__The problem__: Reproduce the whole listing, character for character.

Extracted data entries
▬▬▬▬▬▬

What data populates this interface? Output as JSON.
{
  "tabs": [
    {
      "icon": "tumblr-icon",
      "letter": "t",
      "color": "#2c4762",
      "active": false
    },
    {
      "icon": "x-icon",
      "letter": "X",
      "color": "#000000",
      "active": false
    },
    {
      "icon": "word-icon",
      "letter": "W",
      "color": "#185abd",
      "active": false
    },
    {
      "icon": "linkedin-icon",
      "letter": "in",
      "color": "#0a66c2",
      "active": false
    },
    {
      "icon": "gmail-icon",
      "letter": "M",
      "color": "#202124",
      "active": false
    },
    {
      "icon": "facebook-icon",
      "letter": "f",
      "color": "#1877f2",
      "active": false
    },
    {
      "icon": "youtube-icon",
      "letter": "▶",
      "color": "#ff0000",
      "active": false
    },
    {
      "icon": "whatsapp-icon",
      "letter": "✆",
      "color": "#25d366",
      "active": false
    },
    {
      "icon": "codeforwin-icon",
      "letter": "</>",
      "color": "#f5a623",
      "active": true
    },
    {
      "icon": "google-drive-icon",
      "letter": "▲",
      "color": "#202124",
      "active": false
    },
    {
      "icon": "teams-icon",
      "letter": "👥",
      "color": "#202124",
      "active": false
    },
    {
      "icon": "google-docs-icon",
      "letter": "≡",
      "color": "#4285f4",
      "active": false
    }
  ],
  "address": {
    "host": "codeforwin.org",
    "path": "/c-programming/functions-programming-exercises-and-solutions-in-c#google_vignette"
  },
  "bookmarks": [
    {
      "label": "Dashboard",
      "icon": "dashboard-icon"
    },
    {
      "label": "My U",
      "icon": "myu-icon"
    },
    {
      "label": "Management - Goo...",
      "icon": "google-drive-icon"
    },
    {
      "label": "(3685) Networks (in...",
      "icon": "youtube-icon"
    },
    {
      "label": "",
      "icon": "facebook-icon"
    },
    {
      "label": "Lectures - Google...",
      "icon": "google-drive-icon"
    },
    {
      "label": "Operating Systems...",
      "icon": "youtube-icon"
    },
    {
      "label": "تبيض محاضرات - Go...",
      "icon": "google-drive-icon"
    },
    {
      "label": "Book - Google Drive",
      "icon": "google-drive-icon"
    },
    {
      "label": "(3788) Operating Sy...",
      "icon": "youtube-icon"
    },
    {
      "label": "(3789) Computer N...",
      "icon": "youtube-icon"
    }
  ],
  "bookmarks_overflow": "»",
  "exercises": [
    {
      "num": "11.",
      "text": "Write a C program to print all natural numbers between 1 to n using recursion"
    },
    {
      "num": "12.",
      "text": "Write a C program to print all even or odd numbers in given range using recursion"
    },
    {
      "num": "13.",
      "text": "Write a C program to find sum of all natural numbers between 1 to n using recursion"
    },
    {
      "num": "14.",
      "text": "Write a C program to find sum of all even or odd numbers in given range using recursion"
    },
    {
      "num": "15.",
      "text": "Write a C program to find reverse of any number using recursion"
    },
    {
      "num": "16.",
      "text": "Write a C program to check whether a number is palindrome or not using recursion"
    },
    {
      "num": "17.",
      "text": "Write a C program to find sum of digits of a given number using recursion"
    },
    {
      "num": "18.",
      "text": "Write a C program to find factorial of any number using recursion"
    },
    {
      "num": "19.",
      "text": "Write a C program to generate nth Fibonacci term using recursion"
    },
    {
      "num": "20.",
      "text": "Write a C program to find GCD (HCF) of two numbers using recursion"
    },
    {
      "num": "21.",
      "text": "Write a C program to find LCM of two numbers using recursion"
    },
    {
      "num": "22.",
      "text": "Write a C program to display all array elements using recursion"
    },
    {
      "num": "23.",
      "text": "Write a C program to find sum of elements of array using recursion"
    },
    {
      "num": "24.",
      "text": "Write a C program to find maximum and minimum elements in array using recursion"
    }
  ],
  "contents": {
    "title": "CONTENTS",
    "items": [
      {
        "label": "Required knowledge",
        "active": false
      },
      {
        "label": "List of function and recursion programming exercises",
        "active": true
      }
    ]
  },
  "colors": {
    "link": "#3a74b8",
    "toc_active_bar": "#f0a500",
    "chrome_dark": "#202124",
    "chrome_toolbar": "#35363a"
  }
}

▬▬▬▬▬▬

__Solution__:
What data populates this interface? Output as JSON.
{
  "tabs": [
    {
      "icon": "tumblr-icon",
      "letter": "t",
      "color": "#2c4762",
      "active": false
    },
    {
      "icon": "x-icon",
      "letter": "X",
      "color": "#000000",
      "active": false
    },
    {
      "icon": "word-icon",
      "letter": "W",
      "color": "#185abd",
      "active": false
    },
    {
      "icon": "linkedin-icon",
      "letter": "in",
      "color": "#0a66c2",
      "active": false
    },
    {
      "icon": "gmail-icon",
      "letter": "M",
      "color": "#202124",
      "active": false
    },
    {
      "icon": "facebook-icon",
      "letter": "f",
      "color": "#1877f2",
      "active": false
    },
    {
      "icon": "youtube-icon",
      "letter": "▶",
      "color": "#ff0000",
      "active": false
    },
    {
      "icon": "whatsapp-icon",
      "letter": "✆",
      "color": "#25d366",
      "active": false
    },
    {
      "icon": "codeforwin-icon",
      "letter": "</>",
      "color": "#f5a623",
      "active": true
    },
    {
      "icon": "google-drive-icon",
      "letter": "▲",
      "color": "#202124",
      "active": false
    },
    {
      "icon": "teams-icon",
      "letter": "👥",
      "color": "#202124",
      "active": false
    },
    {
      "icon": "google-docs-icon",
      "letter": "≡",
      "color": "#4285f4",
      "active": false
    }
  ],
  "address": {
    "host": "codeforwin.org",
    "path": "/c-programming/functions-programming-exercises-and-solutions-in-c#google_vignette"
  },
  "bookmarks": [
    {
      "label": "Dashboard",
      "icon": "dashboard-icon"
    },
    {
      "label": "My U",
      "icon": "myu-icon"
    },
    {
      "label": "Management - Goo...",
      "icon": "google-drive-icon"
    },
    {
      "label": "(3685) Networks (in...",
      "icon": "youtube-icon"
    },
    {
      "label": "",
      "icon": "facebook-icon"
    },
    {
      "label": "Lectures - Google...",
      "icon": "google-drive-icon"
    },
    {
      "label": "Operating Systems...",
      "icon": "youtube-icon"
    },
    {
      "label": "تبيض محاضرات - Go...",
      "icon": "google-drive-icon"
    },
    {
      "label": "Book - Google Drive",
      "icon": "google-drive-icon"
    },
    {
      "label": "(3788) Operating Sy...",
      "icon": "youtube-icon"
    },
    {
      "label": "(3789) Computer N...",
      "icon": "youtube-icon"
    }
  ],
  "bookmarks_overflow": "»",
  "exercises": [
    {
      "num": "11.",
      "text": "Write a C program to print all natural numbers between 1 to n using recursion"
    },
    {
      "num": "12.",
      "text": "Write a C program to print all even or odd numbers in given range using recursion"
    },
    {
      "num": "13.",
      "text": "Write a C program to find sum of all natural numbers between 1 to n using recursion"
    },
    {
      "num": "14.",
      "text": "Write a C program to find sum of all even or odd numbers in given range using recursion"
    },
    {
      "num": "15.",
      "text": "Write a C program to find reverse of any number using recursion"
    },
    {
      "num": "16.",
      "text": "Write a C program to check whether a number is palindrome or not using recursion"
    },
    {
      "num": "17.",
      "text": "Write a C program to find sum of digits of a given number using recursion"
    },
    {
      "num": "18.",
      "text": "Write a C program to find factorial of any number using recursion"
    },
    {
      "num": "19.",
      "text": "Write a C program to generate nth Fibonacci term using recursion"
    },
    {
      "num": "20.",
      "text": "Write a C program to find GCD (HCF) of two numbers using recursion"
    },
    {
      "num": "21.",
      "text": "Write a C program to find LCM of two numbers using recursion"
    },
    {
      "num": "22.",
      "text": "Write a C program to display all array elements using recursion"
    },
    {
      "num": "23.",
      "text": "Write a C program to find sum of elements of array using recursion"
    },
    {
      "num": "24.",
      "text": "Write a C program to find maximum and minimum elements in array using recursion"
    }
  ],
  "contents": {
    "title": "CONTENTS",
    "items": [
      {
        "label": "Required knowledge",
        "active": false
      },
      {
        "label": "List of function and recursion programming exercises",
        "active": true
      }
    ]
  },
  "colors": {
    "link": "#3a74b8",
    "toc_active_bar": "#f0a500",
    "chrome_dark": "#202124",
    "chrome_toolbar": "#35363a"
  }
}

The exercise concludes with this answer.